** start of DATA PROVIDED **

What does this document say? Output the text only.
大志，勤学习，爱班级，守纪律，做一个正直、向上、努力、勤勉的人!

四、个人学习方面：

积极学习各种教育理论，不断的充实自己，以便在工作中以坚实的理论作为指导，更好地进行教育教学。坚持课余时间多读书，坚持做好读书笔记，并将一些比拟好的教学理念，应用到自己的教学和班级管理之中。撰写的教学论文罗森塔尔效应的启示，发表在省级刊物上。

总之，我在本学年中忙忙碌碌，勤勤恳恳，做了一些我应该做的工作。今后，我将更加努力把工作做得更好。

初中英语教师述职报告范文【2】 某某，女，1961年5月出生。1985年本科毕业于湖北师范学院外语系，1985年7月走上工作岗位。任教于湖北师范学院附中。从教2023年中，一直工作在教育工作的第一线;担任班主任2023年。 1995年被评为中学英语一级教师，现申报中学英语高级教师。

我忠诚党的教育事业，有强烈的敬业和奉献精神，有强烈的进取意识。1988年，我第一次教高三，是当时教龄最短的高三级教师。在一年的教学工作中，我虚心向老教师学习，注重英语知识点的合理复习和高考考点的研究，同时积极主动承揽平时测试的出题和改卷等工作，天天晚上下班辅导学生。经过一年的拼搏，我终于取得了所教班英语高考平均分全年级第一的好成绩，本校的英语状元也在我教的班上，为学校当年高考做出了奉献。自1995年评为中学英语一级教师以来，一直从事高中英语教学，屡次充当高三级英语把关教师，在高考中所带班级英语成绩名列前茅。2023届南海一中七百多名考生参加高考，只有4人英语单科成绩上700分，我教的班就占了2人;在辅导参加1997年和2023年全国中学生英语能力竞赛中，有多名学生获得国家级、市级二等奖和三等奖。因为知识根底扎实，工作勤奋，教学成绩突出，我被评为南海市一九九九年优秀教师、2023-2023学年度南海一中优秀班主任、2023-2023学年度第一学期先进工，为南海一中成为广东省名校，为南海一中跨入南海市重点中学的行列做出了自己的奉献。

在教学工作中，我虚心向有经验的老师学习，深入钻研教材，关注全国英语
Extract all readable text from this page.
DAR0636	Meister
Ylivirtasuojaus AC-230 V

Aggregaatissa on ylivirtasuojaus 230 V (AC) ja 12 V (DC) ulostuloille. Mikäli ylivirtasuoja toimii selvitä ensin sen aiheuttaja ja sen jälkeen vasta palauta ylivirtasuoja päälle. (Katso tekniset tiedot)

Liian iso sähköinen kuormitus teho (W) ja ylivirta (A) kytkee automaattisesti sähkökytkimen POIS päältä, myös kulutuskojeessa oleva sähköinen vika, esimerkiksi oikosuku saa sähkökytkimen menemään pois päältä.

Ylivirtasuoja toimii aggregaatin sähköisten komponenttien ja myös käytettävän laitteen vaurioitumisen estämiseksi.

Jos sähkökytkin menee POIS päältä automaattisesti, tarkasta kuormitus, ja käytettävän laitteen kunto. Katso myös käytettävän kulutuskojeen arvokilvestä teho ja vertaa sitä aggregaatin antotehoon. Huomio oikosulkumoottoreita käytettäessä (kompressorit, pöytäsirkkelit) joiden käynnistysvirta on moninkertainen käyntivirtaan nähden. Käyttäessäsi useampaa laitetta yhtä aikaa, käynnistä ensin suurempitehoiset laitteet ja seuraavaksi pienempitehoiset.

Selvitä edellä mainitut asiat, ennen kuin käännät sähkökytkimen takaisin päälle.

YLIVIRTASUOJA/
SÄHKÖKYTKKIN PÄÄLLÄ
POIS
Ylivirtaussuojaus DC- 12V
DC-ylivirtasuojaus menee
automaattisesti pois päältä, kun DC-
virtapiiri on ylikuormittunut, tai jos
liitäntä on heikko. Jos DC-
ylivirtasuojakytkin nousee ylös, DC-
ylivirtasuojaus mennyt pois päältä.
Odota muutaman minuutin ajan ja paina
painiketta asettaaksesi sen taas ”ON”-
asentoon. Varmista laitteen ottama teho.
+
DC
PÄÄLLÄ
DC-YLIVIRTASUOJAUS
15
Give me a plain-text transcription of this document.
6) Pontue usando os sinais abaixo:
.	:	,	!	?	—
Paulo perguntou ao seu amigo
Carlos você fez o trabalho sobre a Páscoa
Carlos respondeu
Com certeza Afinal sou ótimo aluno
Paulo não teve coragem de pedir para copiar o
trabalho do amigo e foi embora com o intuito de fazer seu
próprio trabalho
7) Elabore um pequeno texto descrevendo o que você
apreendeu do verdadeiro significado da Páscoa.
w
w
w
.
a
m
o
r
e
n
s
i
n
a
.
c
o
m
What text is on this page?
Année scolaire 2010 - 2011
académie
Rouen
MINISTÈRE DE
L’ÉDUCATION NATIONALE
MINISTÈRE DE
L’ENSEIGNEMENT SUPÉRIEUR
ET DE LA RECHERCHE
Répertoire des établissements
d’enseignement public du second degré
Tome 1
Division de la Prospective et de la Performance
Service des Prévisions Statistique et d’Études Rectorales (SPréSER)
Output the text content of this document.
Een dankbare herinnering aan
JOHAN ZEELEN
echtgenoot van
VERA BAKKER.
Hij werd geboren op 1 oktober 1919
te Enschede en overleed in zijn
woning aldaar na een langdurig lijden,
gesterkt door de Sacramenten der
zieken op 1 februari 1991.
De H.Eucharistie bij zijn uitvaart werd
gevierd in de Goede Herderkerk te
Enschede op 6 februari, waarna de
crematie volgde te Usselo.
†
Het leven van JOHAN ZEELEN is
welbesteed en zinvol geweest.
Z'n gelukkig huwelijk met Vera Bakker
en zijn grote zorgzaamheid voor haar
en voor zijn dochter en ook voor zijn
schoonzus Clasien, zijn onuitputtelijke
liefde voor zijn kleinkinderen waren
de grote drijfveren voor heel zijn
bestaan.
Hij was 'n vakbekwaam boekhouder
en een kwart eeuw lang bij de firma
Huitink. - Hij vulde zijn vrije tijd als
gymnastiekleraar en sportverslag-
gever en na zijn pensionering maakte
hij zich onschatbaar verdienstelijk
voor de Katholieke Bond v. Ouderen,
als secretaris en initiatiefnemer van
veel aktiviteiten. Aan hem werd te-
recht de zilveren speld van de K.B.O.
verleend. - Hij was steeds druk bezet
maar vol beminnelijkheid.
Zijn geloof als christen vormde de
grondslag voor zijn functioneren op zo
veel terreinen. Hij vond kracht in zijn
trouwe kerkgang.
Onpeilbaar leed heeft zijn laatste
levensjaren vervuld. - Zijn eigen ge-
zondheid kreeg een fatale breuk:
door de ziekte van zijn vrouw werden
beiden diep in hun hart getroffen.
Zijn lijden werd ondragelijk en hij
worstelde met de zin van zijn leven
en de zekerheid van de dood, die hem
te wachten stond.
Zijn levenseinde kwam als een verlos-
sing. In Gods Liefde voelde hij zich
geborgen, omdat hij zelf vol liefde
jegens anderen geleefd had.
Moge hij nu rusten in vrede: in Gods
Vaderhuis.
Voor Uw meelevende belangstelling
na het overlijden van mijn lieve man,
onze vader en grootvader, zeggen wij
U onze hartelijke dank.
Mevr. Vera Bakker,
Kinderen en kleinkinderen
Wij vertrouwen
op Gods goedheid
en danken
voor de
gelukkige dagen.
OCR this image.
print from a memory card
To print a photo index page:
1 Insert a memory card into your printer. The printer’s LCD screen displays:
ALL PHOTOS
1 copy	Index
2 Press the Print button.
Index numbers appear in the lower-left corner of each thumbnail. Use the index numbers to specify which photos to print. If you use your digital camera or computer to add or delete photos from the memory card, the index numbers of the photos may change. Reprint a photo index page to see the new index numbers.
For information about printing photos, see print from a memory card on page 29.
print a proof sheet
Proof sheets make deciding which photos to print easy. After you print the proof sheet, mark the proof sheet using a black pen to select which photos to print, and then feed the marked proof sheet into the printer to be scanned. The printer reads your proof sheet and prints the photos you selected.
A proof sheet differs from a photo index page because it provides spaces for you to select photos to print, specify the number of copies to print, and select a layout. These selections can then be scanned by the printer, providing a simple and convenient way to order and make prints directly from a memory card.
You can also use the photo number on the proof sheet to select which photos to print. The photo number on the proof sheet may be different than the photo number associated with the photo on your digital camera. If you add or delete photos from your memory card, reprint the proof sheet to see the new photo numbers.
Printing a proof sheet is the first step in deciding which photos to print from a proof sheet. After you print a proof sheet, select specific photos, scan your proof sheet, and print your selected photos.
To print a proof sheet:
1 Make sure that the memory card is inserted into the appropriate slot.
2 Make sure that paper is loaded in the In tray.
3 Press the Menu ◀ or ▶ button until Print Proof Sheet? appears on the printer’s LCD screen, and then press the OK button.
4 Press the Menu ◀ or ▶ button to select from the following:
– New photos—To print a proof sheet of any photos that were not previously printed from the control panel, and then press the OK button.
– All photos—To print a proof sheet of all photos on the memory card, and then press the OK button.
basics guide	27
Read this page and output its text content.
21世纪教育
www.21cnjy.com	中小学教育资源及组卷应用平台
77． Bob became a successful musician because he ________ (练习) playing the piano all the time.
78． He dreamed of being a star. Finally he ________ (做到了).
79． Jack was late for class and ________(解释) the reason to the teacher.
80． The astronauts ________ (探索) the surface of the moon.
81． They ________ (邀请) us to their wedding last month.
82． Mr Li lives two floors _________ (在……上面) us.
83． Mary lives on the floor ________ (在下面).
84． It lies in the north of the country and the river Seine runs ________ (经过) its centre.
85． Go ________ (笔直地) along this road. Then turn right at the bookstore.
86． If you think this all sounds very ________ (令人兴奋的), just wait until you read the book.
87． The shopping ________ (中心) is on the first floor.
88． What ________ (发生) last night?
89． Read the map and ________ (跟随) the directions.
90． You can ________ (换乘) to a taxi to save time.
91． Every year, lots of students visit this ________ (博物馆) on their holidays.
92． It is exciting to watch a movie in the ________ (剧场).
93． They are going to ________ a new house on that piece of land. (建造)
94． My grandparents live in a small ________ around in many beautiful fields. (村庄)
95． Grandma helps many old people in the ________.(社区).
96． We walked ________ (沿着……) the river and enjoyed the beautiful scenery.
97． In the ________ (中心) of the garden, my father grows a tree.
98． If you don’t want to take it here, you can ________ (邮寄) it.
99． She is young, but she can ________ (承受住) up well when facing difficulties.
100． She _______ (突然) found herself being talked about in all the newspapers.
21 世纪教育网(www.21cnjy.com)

** end of DATA PROVIDED **

**TASK TO COMPLETE**
Pull out all lines containing "They".

**FINAL ANSWER**
81． They ________ (邀请) us to their wedding last month.
93． They are going to ________ a new house on that piece of land. (建造)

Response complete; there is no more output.